Dataset excerpts
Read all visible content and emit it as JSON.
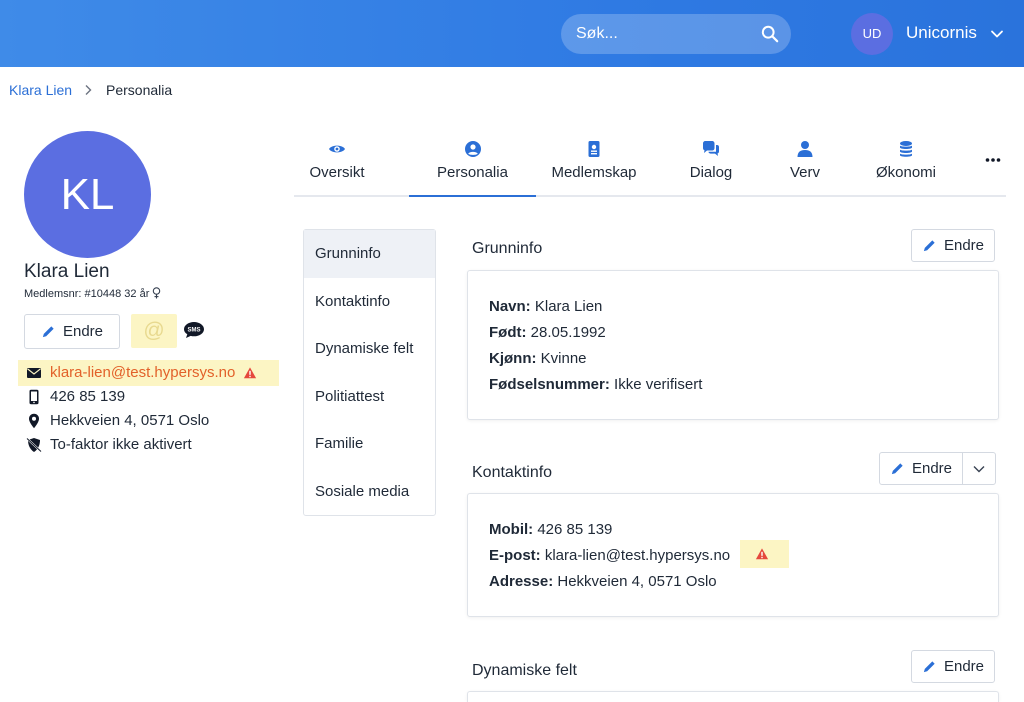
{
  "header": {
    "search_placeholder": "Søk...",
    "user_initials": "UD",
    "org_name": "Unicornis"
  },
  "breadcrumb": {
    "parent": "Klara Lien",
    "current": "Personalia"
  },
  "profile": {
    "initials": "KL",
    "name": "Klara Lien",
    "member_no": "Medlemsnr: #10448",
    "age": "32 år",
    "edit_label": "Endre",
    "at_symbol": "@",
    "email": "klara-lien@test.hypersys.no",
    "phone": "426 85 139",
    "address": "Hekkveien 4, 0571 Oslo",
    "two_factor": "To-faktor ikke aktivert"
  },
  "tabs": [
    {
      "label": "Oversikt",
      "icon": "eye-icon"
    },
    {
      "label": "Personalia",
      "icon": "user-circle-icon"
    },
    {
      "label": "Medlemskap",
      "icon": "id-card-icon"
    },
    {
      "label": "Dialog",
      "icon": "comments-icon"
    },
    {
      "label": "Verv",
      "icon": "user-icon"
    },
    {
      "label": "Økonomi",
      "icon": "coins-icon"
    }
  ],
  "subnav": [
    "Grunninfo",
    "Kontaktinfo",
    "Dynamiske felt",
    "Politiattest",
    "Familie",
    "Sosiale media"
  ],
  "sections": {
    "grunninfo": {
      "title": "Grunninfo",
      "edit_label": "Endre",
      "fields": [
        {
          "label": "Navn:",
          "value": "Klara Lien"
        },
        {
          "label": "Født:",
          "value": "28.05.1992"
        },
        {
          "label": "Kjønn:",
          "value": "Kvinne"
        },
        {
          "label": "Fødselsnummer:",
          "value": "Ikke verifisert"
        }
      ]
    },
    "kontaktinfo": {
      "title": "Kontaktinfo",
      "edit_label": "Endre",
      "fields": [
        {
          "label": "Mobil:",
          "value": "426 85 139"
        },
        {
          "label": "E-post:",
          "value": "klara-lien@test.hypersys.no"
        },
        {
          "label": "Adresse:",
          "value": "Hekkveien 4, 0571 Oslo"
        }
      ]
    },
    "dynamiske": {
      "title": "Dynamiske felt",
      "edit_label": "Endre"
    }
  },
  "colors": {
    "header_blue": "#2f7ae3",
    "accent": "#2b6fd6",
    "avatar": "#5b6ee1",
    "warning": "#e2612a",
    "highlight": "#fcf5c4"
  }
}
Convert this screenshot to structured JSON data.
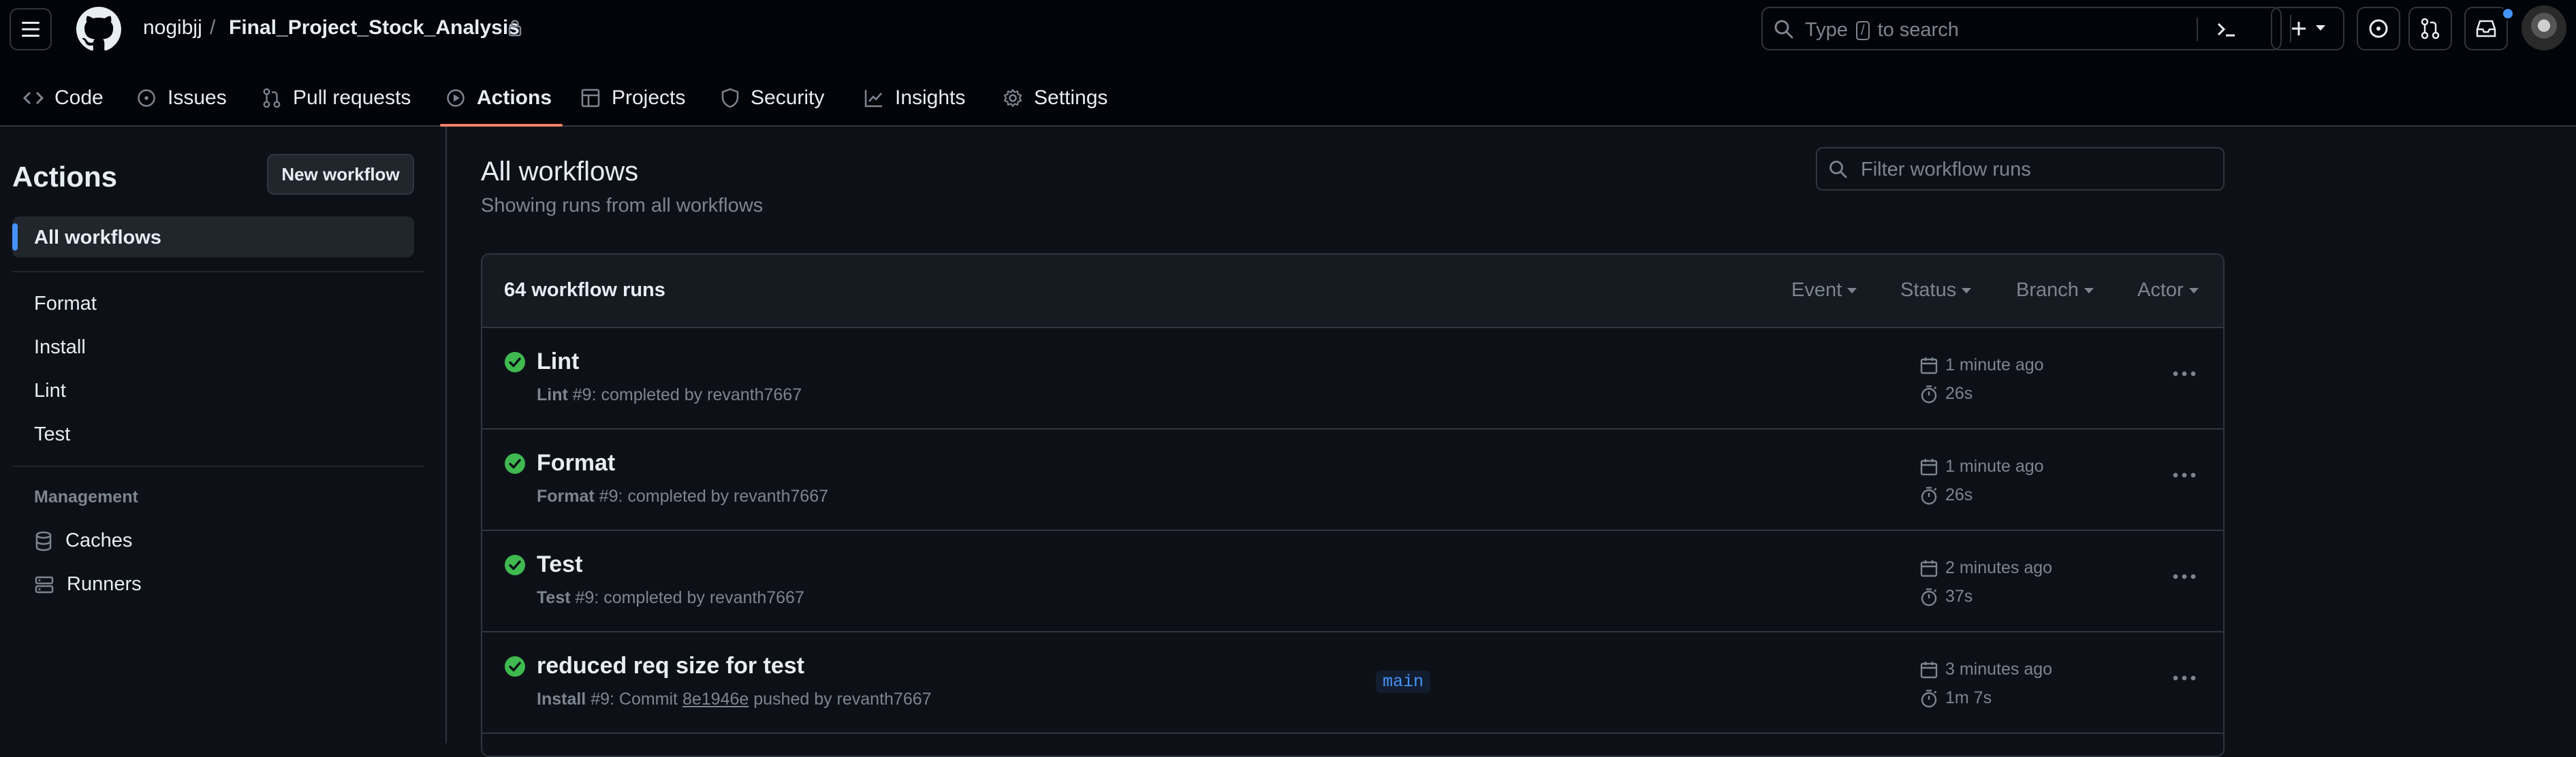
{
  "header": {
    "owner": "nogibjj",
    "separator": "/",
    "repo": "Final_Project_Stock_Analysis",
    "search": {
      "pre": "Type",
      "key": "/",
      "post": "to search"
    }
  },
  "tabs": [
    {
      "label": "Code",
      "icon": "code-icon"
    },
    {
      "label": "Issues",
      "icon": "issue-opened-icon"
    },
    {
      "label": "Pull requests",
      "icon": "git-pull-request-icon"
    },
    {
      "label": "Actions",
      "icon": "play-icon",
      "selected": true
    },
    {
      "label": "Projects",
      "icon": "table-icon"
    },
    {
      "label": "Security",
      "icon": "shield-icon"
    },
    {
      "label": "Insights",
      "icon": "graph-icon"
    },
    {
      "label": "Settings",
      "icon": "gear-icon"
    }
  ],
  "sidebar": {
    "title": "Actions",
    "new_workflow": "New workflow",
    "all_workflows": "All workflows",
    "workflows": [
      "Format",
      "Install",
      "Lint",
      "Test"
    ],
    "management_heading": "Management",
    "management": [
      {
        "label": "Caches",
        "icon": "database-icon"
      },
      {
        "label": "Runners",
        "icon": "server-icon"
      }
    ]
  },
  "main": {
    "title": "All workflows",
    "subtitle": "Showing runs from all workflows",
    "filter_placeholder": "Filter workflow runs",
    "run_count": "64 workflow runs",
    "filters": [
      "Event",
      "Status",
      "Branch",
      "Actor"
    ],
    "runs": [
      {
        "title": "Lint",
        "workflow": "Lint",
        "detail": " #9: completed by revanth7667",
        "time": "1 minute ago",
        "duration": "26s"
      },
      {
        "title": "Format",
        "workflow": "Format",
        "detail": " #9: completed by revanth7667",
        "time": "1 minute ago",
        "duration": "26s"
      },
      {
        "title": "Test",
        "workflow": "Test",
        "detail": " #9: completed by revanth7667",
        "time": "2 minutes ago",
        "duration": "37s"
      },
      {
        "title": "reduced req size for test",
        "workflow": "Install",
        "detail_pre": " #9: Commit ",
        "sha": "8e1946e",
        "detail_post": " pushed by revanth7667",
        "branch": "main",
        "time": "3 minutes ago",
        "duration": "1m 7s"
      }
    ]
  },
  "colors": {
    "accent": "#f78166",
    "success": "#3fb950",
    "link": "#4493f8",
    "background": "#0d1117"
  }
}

**Aim of the exercise**
Write out the records above exactly as they stand, leaving out every picture.

**Exercise response**
Read all visible content and emit it as JSON.
{
  "header": {
    "search_placeholder": "Søk...",
    "user_initials": "UD",
    "org_name": "Unicornis"
  },
  "breadcrumb": {
    "parent": "Klara Lien",
    "current": "Personalia"
  },
  "profile": {
    "initials": "KL",
    "name": "Klara Lien",
    "member_no": "Medlemsnr: #10448",
    "age": "32 år",
    "edit_label": "Endre",
    "at_symbol": "@",
    "email": "klara-lien@test.hypersys.no",
    "phone": "426 85 139",
    "address": "Hekkveien 4, 0571 Oslo",
    "two_factor": "To-faktor ikke aktivert"
  },
  "tabs": [
    {
      "label": "Oversikt",
      "icon": "eye-icon"
    },
    {
      "label": "Personalia",
      "icon": "user-circle-icon"
    },
    {
      "label": "Medlemskap",
      "icon": "id-card-icon"
    },
    {
      "label": "Dialog",
      "icon": "comments-icon"
    },
    {
      "label": "Verv",
      "icon": "user-icon"
    },
    {
      "label": "Økonomi",
      "icon": "coins-icon"
    }
  ],
  "subnav": [
    "Grunninfo",
    "Kontaktinfo",
    "Dynamiske felt",
    "Politiattest",
    "Familie",
    "Sosiale media"
  ],
  "sections": {
    "grunninfo": {
      "title": "Grunninfo",
      "edit_label": "Endre",
      "fields": [
        {
          "label": "Navn:",
          "value": "Klara Lien"
        },
        {
          "label": "Født:",
          "value": "28.05.1992"
        },
        {
          "label": "Kjønn:",
          "value": "Kvinne"
        },
        {
          "label": "Fødselsnummer:",
          "value": "Ikke verifisert"
        }
      ]
    },
    "kontaktinfo": {
      "title": "Kontaktinfo",
      "edit_label": "Endre",
      "fields": [
        {
          "label": "Mobil:",
          "value": "426 85 139"
        },
        {
          "label": "E-post:",
          "value": "klara-lien@test.hypersys.no"
        },
        {
          "label": "Adresse:",
          "value": "Hekkveien 4, 0571 Oslo"
        }
      ]
    },
    "dynamiske": {
      "title": "Dynamiske felt",
      "edit_label": "Endre"
    }
  },
  "colors": {
    "header_blue": "#2f7ae3",
    "accent": "#2b6fd6",
    "avatar": "#5b6ee1",
    "warning": "#e2612a",
    "highlight": "#fcf5c4"
  }
}
Convert this screenshot to structured JSON data.
{
  "header": {
    "owner": "nogibjj",
    "separator": "/",
    "repo": "Final_Project_Stock_Analysis",
    "search": {
      "pre": "Type",
      "key": "/",
      "post": "to search"
    }
  },
  "tabs": [
    {
      "label": "Code",
      "icon": "code-icon"
    },
    {
      "label": "Issues",
      "icon": "issue-opened-icon"
    },
    {
      "label": "Pull requests",
      "icon": "git-pull-request-icon"
    },
    {
      "label": "Actions",
      "icon": "play-icon",
      "selected": true
    },
    {
      "label": "Projects",
      "icon": "table-icon"
    },
    {
      "label": "Security",
      "icon": "shield-icon"
    },
    {
      "label": "Insights",
      "icon": "graph-icon"
    },
    {
      "label": "Settings",
      "icon": "gear-icon"
    }
  ],
  "sidebar": {
    "title": "Actions",
    "new_workflow": "New workflow",
    "all_workflows": "All workflows",
    "workflows": [
      "Format",
      "Install",
      "Lint",
      "Test"
    ],
    "management_heading": "Management",
    "management": [
      {
        "label": "Caches",
        "icon": "database-icon"
      },
      {
        "label": "Runners",
        "icon": "server-icon"
      }
    ]
  },
  "main": {
    "title": "All workflows",
    "subtitle": "Showing runs from all workflows",
    "filter_placeholder": "Filter workflow runs",
    "run_count": "64 workflow runs",
    "filters": [
      "Event",
      "Status",
      "Branch",
      "Actor"
    ],
    "runs": [
      {
        "title": "Lint",
        "workflow": "Lint",
        "detail": " #9: completed by revanth7667",
        "time": "1 minute ago",
        "duration": "26s"
      },
      {
        "title": "Format",
        "workflow": "Format",
        "detail": " #9: completed by revanth7667",
        "time": "1 minute ago",
        "duration": "26s"
      },
      {
        "title": "Test",
        "workflow": "Test",
        "detail": " #9: completed by revanth7667",
        "time": "2 minutes ago",
        "duration": "37s"
      },
      {
        "title": "reduced req size for test",
        "workflow": "Install",
        "detail_pre": " #9: Commit ",
        "sha": "8e1946e",
        "detail_post": " pushed by revanth7667",
        "branch": "main",
        "time": "3 minutes ago",
        "duration": "1m 7s"
      }
    ]
  },
  "colors": {
    "accent": "#f78166",
    "success": "#3fb950",
    "link": "#4493f8",
    "background": "#0d1117"
  }
}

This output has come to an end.